>> begin

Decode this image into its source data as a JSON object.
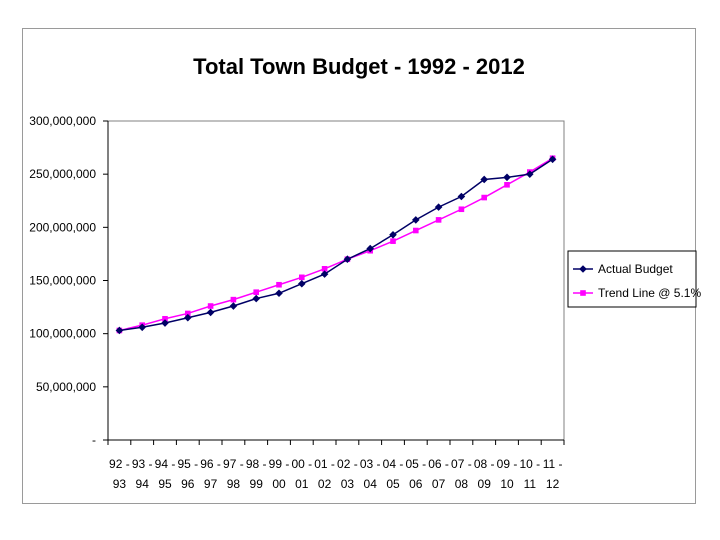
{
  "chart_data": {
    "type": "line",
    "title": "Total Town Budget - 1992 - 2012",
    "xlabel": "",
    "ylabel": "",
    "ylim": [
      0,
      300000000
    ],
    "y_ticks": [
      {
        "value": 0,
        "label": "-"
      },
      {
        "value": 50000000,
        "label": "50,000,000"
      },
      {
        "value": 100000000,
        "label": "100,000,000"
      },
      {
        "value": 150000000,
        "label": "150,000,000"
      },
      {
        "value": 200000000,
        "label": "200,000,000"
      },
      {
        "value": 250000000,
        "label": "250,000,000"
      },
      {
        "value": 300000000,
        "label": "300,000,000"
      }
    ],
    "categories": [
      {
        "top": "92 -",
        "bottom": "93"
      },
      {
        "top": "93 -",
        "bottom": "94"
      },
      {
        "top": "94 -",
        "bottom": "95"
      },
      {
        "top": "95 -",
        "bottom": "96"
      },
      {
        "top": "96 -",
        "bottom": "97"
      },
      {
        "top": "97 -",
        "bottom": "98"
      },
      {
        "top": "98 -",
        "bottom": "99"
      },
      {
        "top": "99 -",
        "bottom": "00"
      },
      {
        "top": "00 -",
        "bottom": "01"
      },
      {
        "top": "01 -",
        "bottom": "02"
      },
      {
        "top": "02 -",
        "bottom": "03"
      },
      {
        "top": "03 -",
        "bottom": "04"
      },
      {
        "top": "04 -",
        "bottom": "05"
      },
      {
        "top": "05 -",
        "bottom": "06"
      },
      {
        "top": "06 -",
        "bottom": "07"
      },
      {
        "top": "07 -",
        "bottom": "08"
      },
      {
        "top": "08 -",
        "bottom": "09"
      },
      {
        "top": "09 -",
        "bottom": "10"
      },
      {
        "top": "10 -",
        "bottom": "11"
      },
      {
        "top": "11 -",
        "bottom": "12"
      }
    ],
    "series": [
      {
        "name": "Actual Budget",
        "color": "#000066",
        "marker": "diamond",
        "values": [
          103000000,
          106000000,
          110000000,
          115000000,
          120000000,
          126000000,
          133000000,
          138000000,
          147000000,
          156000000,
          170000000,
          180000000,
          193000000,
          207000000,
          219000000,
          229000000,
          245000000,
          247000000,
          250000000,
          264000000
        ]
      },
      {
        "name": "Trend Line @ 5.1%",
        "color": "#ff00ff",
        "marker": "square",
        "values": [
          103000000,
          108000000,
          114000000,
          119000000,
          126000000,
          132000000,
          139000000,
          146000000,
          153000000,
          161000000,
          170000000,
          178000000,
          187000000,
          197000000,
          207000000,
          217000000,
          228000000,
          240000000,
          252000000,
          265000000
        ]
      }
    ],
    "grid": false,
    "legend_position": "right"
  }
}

>> end
>> begin

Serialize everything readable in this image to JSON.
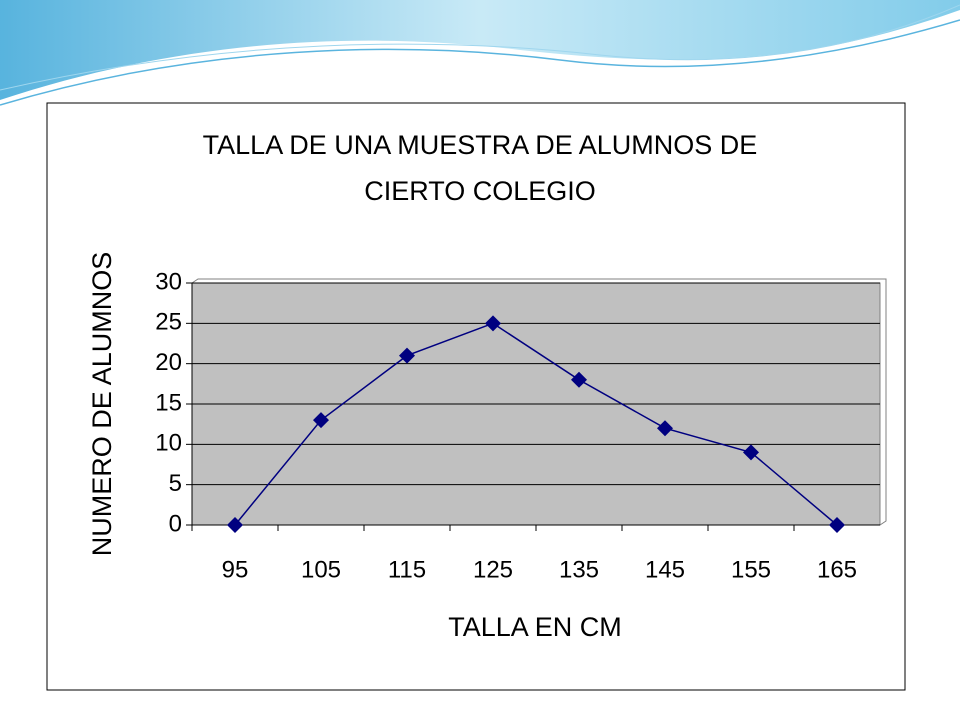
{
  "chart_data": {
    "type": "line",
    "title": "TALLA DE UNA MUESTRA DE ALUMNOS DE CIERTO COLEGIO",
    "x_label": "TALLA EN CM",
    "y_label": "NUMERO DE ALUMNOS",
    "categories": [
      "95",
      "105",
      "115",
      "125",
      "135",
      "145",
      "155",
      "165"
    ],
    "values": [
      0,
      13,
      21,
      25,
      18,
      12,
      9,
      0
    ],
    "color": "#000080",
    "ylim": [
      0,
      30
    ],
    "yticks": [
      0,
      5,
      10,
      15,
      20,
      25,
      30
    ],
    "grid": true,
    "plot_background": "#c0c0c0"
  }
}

>> end
>> begin

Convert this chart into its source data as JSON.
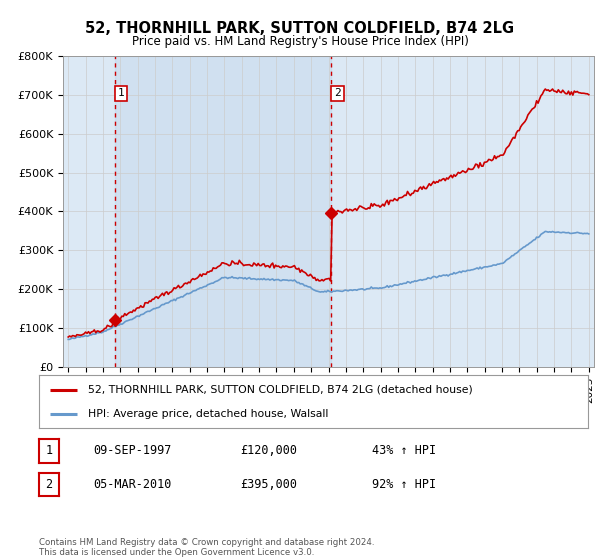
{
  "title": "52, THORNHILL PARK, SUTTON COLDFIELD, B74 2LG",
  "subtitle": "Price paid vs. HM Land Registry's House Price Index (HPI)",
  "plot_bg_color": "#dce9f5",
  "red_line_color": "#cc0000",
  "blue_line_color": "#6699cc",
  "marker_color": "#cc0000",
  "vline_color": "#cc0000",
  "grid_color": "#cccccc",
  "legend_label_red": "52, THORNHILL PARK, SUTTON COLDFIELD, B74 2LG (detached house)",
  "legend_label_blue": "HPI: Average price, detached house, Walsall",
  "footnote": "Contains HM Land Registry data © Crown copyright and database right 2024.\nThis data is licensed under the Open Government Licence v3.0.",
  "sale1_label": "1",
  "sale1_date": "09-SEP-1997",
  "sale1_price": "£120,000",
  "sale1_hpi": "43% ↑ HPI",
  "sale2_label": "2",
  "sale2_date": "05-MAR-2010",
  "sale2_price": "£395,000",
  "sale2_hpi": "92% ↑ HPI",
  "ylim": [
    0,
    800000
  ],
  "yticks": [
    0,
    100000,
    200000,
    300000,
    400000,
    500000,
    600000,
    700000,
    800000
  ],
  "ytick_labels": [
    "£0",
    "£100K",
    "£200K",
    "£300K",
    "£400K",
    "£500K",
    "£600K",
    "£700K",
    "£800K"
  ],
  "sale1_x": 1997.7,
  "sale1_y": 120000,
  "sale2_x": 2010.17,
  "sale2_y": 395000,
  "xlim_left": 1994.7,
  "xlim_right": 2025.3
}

>> end

• [The exercise] Pull out every line holding "source" from the records above, and copy it.

• [Written response]
Decode this image into its source data as a JSON object.
Convert this chart into its source data as JSON.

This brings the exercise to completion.